-- Exercise task --
Copy all lines holding the word "JSON" from the entries.

------------------------------------------------

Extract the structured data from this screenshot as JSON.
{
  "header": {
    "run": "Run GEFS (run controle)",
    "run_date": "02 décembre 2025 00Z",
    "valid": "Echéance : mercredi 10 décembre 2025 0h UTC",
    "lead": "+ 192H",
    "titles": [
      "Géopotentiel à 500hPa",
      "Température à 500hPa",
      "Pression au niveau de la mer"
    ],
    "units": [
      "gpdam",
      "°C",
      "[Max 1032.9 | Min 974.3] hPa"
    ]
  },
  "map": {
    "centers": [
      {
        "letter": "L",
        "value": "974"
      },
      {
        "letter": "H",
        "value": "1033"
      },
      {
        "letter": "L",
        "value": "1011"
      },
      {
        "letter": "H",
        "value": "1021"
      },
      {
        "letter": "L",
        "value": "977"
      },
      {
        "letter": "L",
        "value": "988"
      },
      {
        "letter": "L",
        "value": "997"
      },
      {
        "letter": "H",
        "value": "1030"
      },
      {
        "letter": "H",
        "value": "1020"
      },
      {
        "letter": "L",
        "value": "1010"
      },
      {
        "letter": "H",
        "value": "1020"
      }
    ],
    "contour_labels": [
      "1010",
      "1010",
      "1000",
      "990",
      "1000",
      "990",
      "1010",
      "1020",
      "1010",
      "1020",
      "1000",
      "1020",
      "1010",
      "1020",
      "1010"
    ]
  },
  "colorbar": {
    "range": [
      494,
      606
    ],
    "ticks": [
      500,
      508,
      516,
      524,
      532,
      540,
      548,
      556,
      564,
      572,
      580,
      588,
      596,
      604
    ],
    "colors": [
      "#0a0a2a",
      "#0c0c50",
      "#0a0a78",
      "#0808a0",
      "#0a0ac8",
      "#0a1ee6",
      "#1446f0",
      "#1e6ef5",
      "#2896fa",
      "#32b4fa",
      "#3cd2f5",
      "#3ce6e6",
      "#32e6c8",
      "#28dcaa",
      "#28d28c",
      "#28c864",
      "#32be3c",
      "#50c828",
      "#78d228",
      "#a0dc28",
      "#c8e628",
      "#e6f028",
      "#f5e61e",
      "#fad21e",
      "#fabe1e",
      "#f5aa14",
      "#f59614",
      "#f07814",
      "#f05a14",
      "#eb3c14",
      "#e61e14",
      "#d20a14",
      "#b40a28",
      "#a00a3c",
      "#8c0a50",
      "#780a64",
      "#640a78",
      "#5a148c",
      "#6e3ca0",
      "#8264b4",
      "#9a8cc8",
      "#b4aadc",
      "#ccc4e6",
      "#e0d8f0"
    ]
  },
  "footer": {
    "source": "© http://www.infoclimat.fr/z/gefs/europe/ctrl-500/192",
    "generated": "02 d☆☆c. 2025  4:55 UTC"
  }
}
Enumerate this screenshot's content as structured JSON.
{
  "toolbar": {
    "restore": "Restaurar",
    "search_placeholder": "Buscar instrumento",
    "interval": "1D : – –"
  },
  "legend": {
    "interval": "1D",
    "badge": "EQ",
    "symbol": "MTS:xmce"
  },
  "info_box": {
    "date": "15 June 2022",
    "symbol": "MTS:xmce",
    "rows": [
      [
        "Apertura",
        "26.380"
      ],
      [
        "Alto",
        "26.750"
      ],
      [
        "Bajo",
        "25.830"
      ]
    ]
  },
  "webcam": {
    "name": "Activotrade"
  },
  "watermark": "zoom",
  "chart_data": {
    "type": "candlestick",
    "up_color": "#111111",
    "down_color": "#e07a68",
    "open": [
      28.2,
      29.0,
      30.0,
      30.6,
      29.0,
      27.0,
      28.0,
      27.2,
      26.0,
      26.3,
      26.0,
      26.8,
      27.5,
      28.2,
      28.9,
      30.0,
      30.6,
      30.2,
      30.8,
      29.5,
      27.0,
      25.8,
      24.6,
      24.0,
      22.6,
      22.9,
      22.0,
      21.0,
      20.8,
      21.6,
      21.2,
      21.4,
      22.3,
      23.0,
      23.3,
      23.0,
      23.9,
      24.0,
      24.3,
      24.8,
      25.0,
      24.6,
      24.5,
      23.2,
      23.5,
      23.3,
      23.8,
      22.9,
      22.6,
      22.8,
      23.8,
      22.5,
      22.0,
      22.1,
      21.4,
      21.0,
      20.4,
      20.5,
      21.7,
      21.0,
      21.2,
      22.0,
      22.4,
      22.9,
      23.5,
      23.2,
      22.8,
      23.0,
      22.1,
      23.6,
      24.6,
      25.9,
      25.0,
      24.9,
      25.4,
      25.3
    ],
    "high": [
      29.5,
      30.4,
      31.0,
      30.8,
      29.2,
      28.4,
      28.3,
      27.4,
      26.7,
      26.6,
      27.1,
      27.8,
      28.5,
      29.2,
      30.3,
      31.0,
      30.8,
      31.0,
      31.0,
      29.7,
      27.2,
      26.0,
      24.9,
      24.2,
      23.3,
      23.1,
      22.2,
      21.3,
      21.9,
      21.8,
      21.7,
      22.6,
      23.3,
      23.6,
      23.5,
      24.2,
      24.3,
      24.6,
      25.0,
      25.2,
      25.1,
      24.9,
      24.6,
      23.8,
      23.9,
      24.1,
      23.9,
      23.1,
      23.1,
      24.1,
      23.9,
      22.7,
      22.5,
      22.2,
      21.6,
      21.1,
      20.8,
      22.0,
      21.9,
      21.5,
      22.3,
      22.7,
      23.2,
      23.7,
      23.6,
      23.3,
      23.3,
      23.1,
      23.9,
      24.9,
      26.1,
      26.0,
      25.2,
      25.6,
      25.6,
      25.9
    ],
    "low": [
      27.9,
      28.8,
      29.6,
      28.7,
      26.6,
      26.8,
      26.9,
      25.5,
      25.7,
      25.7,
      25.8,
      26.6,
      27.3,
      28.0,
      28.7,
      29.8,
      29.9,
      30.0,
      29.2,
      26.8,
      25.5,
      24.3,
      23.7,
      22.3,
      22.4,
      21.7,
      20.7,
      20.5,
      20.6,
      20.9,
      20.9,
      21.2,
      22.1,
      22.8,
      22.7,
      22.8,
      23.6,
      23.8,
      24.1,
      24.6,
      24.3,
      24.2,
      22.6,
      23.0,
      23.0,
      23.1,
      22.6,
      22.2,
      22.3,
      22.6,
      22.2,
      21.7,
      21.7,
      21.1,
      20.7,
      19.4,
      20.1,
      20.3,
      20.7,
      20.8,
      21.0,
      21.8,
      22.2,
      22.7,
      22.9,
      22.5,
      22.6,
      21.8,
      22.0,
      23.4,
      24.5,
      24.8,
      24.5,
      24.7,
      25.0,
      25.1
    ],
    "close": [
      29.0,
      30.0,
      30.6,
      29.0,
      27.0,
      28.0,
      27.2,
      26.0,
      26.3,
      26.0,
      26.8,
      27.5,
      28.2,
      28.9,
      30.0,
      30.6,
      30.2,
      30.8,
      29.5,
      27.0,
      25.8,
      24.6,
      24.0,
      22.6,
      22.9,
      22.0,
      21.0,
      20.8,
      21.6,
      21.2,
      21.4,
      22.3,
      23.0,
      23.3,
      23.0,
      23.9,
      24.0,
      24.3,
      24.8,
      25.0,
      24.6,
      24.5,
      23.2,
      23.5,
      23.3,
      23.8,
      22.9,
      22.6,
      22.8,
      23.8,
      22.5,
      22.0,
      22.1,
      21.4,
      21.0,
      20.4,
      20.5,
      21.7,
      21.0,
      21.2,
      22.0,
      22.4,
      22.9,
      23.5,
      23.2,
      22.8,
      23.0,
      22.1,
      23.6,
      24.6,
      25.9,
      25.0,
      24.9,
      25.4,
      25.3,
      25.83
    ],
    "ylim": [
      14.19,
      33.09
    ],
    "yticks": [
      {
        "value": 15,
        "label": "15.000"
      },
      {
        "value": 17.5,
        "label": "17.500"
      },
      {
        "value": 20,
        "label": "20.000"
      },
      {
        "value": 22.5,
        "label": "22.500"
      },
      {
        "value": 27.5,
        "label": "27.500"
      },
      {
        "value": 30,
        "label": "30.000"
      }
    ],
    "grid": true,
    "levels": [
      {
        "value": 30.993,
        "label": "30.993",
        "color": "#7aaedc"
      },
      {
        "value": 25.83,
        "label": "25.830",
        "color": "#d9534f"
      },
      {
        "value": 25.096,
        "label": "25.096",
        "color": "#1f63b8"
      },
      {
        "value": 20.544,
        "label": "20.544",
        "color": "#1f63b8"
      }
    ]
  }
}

------------------------------------------------

-- Output of the exercise --
Extract the structured data from this screenshot as JSON.
Enumerate this screenshot's content as structured JSON.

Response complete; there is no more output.